Write out the entire listing below exactly, with the pictures left out.

··· RECORD LIST

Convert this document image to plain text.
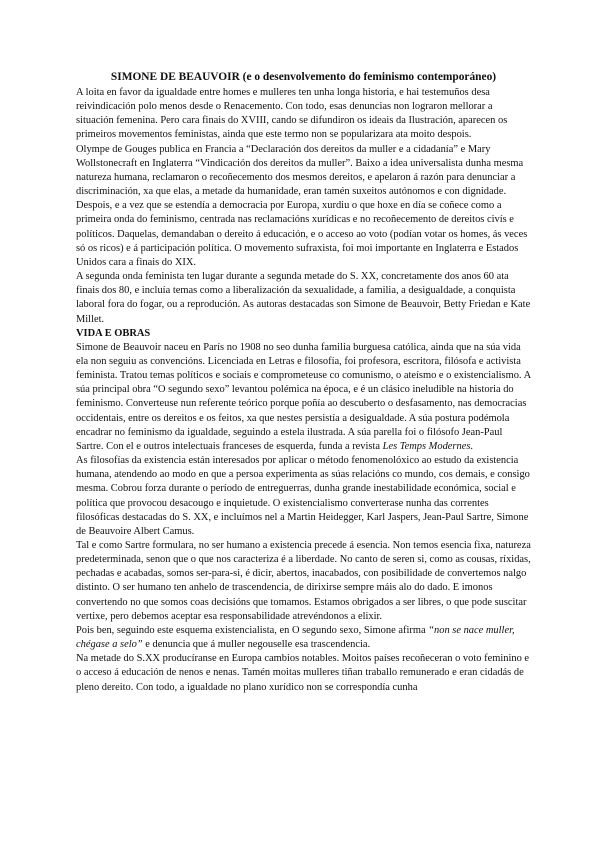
SIMONE DE BEAUVOIR (e o desenvolvemento do feminismo contemporáneo)

A loita en favor da igualdade entre homes e mulleres ten unha longa historia, e hai testemuños desa reivindicación polo menos desde o Renacemento. Con todo, esas denuncias non lograron mellorar a situación femenina. Pero cara finais do XVIII, cando se difundiron os ideais da Ilustración, aparecen os primeiros movementos feministas, ainda que este termo non se popularizara ata moito despois.

Olympe de Gouges publica en Francia a “Declaración dos dereitos da muller e a cidadanía” e Mary Wollstonecraft en Inglaterra “Vindicación dos dereitos da muller”. Baixo a idea universalista dunha mesma natureza humana, reclamaron o recoñecemento dos mesmos dereitos, e apelaron á razón para denunciar a discriminación, xa que elas, a metade da humanidade, eran tamén suxeitos autónomos e con dignidade.

Despois, e a vez que se estendía a democracia por Europa, xurdiu o que hoxe en día se coñece como a primeira onda do feminismo, centrada nas reclamacións xurídicas e no recoñecemento de dereitos civís e políticos. Daquelas, demandaban o dereito á educación, e o acceso ao voto (podían votar os homes, ás veces só os ricos) e á participación política. O movemento sufraxista, foi moi importante en Inglaterra e Estados Unidos cara a finais do XIX.

A segunda onda feminista ten lugar durante a segunda metade do S. XX, concretamente dos anos 60 ata finais dos 80, e incluía temas como a liberalización da sexualidade, a familia, a desigualdade, a conquista laboral fora do fogar, ou a reprodución. As autoras destacadas son Simone de Beauvoir, Betty Friedan e Kate Millet.

VIDA E OBRAS

Simone de Beauvoir naceu en París no 1908 no seo dunha familia burguesa católica, ainda que na súa vida ela non seguiu as convencións. Licenciada en Letras e filosofía, foi profesora, escritora, filósofa e activista feminista. Tratou temas políticos e sociais e comprometeuse co comunismo, o ateísmo e o existencialismo. A súa principal obra “O segundo sexo” levantou polémica na época, e é un clásico ineludible na historia do feminismo. Converteuse nun referente teórico porque poñía ao descuberto o desfasamento, nas democracias occidentais, entre os dereitos e os feitos, xa que nestes persistía a desigualdade. A súa postura podémola encadrar no feminismo da igualdade, seguindo a estela ilustrada. A súa parella foi o filósofo Jean-Paul Sartre. Con el e outros intelectuais franceses de esquerda, funda a revista Les Temps Modernes.

As filosofías da existencia están interesados por aplicar o método fenomenolóxico ao estudo da existencia humana, atendendo ao modo en que a persoa experimenta as súas relacións co mundo, cos demais, e consigo mesma. Cobrou forza durante o período de entreguerras, dunha grande inestabilidade económica, social e política que provocou desacougo e inquietude. O existencialismo converterase nunha das correntes filosóficas destacadas do S. XX, e incluímos nel a Martin Heidegger, Karl Jaspers, Jean-Paul Sartre, Simone de Beauvoire Albert Camus.

Tal e como Sartre formulara, no ser humano a existencia precede á esencia. Non temos esencia fixa, natureza predeterminada, senon que o que nos caracteriza é a liberdade. No canto de seren si, como as cousas, ríxidas, pechadas e acabadas, somos ser-para-si, é dicir, abertos, inacabados, con posibilidade de convertemos nalgo distinto. O ser humano ten anhelo de trascendencia, de dirixirse sempre máis alo do dado. E imonos convertendo no que somos coas decisións que tomamos. Estamos obrigados a ser libres, o que pode suscitar vertixe, pero debemos aceptar esa responsabilidade atrevéndonos a elixir.

Pois ben, seguindo este esquema existencialista, en O segundo sexo, Simone afirma “non se nace muller, chégase a selo” e denuncia que á muller negouselle esa trascendencia.

Na metade do S.XX producíranse en Europa cambios notables. Moitos países recoñeceran o voto feminino e o acceso á educación de nenos e nenas. Tamén moitas mulleres tiñan traballo remunerado e eran cidadás de pleno dereito. Con todo, a igualdade no plano xurídico non se correspondía cunha
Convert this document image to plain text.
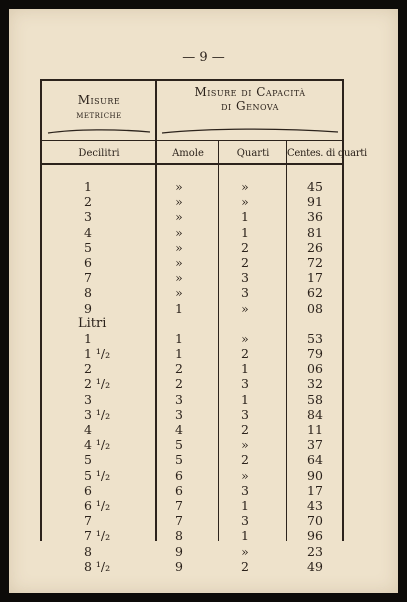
— 9 —
Misure
metriche
Misure di Capacità
di Genova
Decilitri	Amole	Quarti	Centes. di quarti
1	»	»	45
2	»	»	91
3	»	1	36
4	»	1	81
5	»	2	26
6	»	2	72
7	»	3	17
8	»	3	62
9	1	»	08
Litri
1	1	»	53
1 ¹/₂	1	2	79
2	2	1	06
2 ¹/₂	2	3	32
3	3	1	58
3 ¹/₂	3	3	84
4	4	2	11
4 ¹/₂	5	»	37
5	5	2	64
5 ¹/₂	6	»	90
6	6	3	17
6 ¹/₂	7	1	43
7	7	3	70
7 ¹/₂	8	1	96
8	9	»	23
8 ¹/₂	9	2	49
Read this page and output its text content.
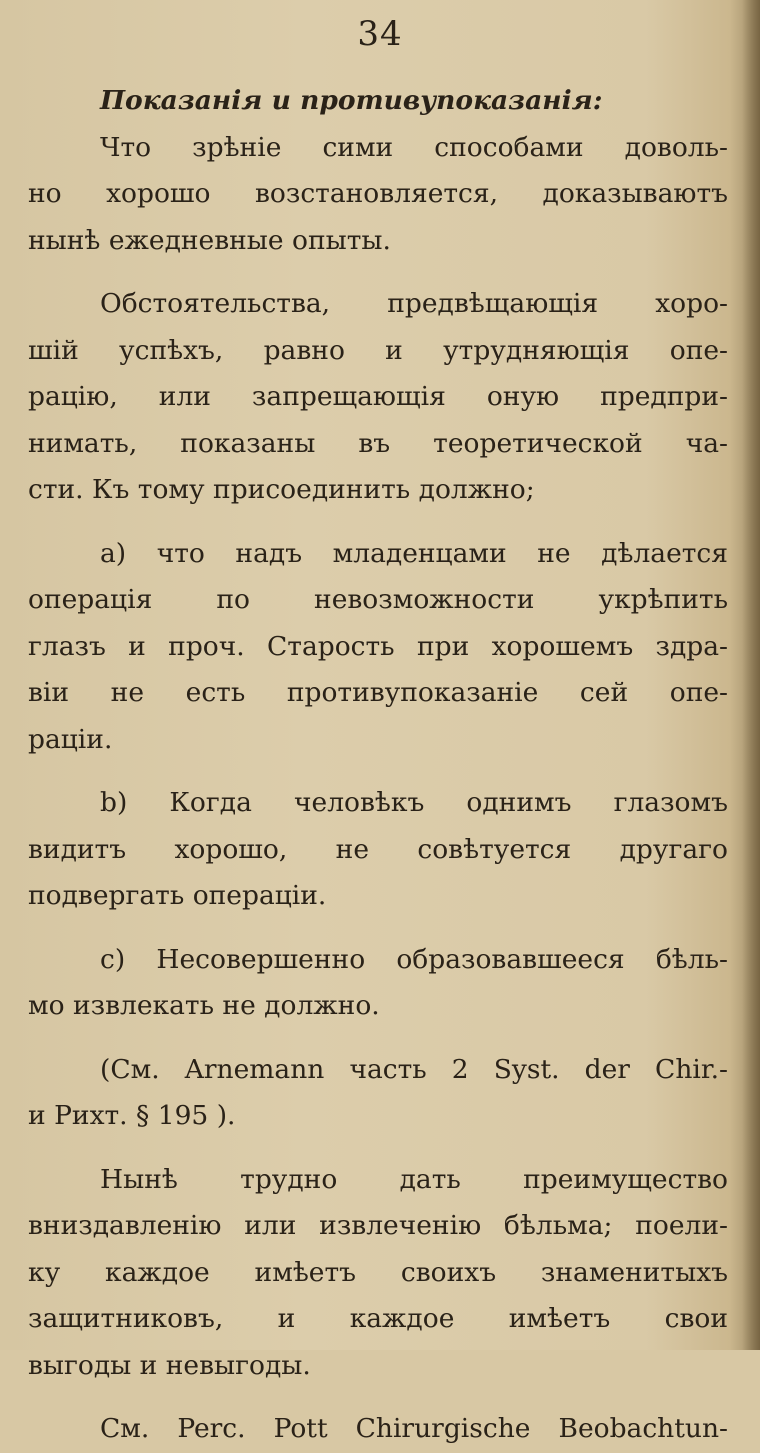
34
Показанія и противупоказанія:
Что зрѣніе сими способами доволь-
но хорошо возстановляется, доказываютъ
нынѣ ежедневные опыты.
Обстоятельства, предвѣщающія хоро-
шій успѣхъ, равно и утрудняющія опе-
рацію, или запрещающія оную предпри-
нимать, показаны въ теоретической ча-
сти. Къ тому присоединить должно;
a) что надъ младенцами не дѣлается
операція по невозможности укрѣпить
глазъ и проч. Старость при хорошемъ здра-
віи не есть противупоказаніе сей опе-
раціи.
b) Когда человѣкъ однимъ глазомъ
видитъ хорошо, не совѣтуется другаго
подвергать операціи.
c) Несовершенно образовавшееся бѣль-
мо извлекать не должно.
(См. Arnemann часть 2 Syst. der Chir.-
и Рихт. § 195 ).
Нынѣ трудно дать преимущество
вниздавленію или извлеченію бѣльма; поели-
ку каждое имѣетъ своихъ знаменитыхъ
защитниковъ, и каждое имѣетъ свои
выгоды и невыгоды.
См. Perc. Pott Chirurgische Beobachtun-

······

** TASK RESULT **
Convert this document image to plain text.
SIMONE DE BEAUVOIR (e o desenvolvemento do feminismo contemporáneo)

A loita en favor da igualdade entre homes e mulleres ten unha longa historia, e hai testemuños desa reivindicación polo menos desde o Renacemento. Con todo, esas denuncias non lograron mellorar a situación femenina. Pero cara finais do XVIII, cando se difundiron os ideais da Ilustración, aparecen os primeiros movementos feministas, ainda que este termo non se popularizara ata moito despois.

Olympe de Gouges publica en Francia a “Declaración dos dereitos da muller e a cidadanía” e Mary Wollstonecraft en Inglaterra “Vindicación dos dereitos da muller”. Baixo a idea universalista dunha mesma natureza humana, reclamaron o recoñecemento dos mesmos dereitos, e apelaron á razón para denunciar a discriminación, xa que elas, a metade da humanidade, eran tamén suxeitos autónomos e con dignidade.

Despois, e a vez que se estendía a democracia por Europa, xurdiu o que hoxe en día se coñece como a primeira onda do feminismo, centrada nas reclamacións xurídicas e no recoñecemento de dereitos civís e políticos. Daquelas, demandaban o dereito á educación, e o acceso ao voto (podían votar os homes, ás veces só os ricos) e á participación política. O movemento sufraxista, foi moi importante en Inglaterra e Estados Unidos cara a finais do XIX.

A segunda onda feminista ten lugar durante a segunda metade do S. XX, concretamente dos anos 60 ata finais dos 80, e incluía temas como a liberalización da sexualidade, a familia, a desigualdade, a conquista laboral fora do fogar, ou a reprodución. As autoras destacadas son Simone de Beauvoir, Betty Friedan e Kate Millet.

VIDA E OBRAS

Simone de Beauvoir naceu en París no 1908 no seo dunha familia burguesa católica, ainda que na súa vida ela non seguiu as convencións. Licenciada en Letras e filosofía, foi profesora, escritora, filósofa e activista feminista. Tratou temas políticos e sociais e comprometeuse co comunismo, o ateísmo e o existencialismo. A súa principal obra “O segundo sexo” levantou polémica na época, e é un clásico ineludible na historia do feminismo. Converteuse nun referente teórico porque poñía ao descuberto o desfasamento, nas democracias occidentais, entre os dereitos e os feitos, xa que nestes persistía a desigualdade. A súa postura podémola encadrar no feminismo da igualdade, seguindo a estela ilustrada. A súa parella foi o filósofo Jean-Paul Sartre. Con el e outros intelectuais franceses de esquerda, funda a revista Les Temps Modernes.

As filosofías da existencia están interesados por aplicar o método fenomenolóxico ao estudo da existencia humana, atendendo ao modo en que a persoa experimenta as súas relacións co mundo, cos demais, e consigo mesma. Cobrou forza durante o período de entreguerras, dunha grande inestabilidade económica, social e política que provocou desacougo e inquietude. O existencialismo converterase nunha das correntes filosóficas destacadas do S. XX, e incluímos nel a Martin Heidegger, Karl Jaspers, Jean-Paul Sartre, Simone de Beauvoire Albert Camus.

Tal e como Sartre formulara, no ser humano a existencia precede á esencia. Non temos esencia fixa, natureza predeterminada, senon que o que nos caracteriza é a liberdade. No canto de seren si, como as cousas, ríxidas, pechadas e acabadas, somos ser-para-si, é dicir, abertos, inacabados, con posibilidade de convertemos nalgo distinto. O ser humano ten anhelo de trascendencia, de dirixirse sempre máis alo do dado. E imonos convertendo no que somos coas decisións que tomamos. Estamos obrigados a ser libres, o que pode suscitar vertixe, pero debemos aceptar esa responsabilidade atrevéndonos a elixir.

Pois ben, seguindo este esquema existencialista, en O segundo sexo, Simone afirma “non se nace muller, chégase a selo” e denuncia que á muller negouselle esa trascendencia.

Na metade do S.XX producíranse en Europa cambios notables. Moitos países recoñeceran o voto feminino e o acceso á educación de nenos e nenas. Tamén moitas mulleres tiñan traballo remunerado e eran cidadás de pleno dereito. Con todo, a igualdade no plano xurídico non se correspondía cunha
Convert this document image to plain text.
— 9 —
Misure
metriche
Misure di Capacità
di Genova
Decilitri	Amole	Quarti	Centes. di quarti
1	»	»	45
2	»	»	91
3	»	1	36
4	»	1	81
5	»	2	26
6	»	2	72
7	»	3	17
8	»	3	62
9	1	»	08
Litri
1	1	»	53
1 ¹/₂	1	2	79
2	2	1	06
2 ¹/₂	2	3	32
3	3	1	58
3 ¹/₂	3	3	84
4	4	2	11
4 ¹/₂	5	»	37
5	5	2	64
5 ¹/₂	6	»	90
6	6	3	17
6 ¹/₂	7	1	43
7	7	3	70
7 ¹/₂	8	1	96
8	9	»	23
8 ¹/₂	9	2	49
Read this page and output its text content.
34
Показанія и противупоказанія:
Что зрѣніе сими способами доволь-
но хорошо возстановляется, доказываютъ
нынѣ ежедневные опыты.
Обстоятельства, предвѣщающія хоро-
шій успѣхъ, равно и утрудняющія опе-
рацію, или запрещающія оную предпри-
нимать, показаны въ теоретической ча-
сти. Къ тому присоединить должно;
a) что надъ младенцами не дѣлается
операція по невозможности укрѣпить
глазъ и проч. Старость при хорошемъ здра-
віи не есть противупоказаніе сей опе-
раціи.
b) Когда человѣкъ однимъ глазомъ
видитъ хорошо, не совѣтуется другаго
подвергать операціи.
c) Несовершенно образовавшееся бѣль-
мо извлекать не должно.
(См. Arnemann часть 2 Syst. der Chir.-
и Рихт. § 195 ).
Нынѣ трудно дать преимущество
вниздавленію или извлеченію бѣльма; поели-
ку каждое имѣетъ своихъ знаменитыхъ
защитниковъ, и каждое имѣетъ свои
выгоды и невыгоды.
См. Perc. Pott Chirurgische Beobachtun-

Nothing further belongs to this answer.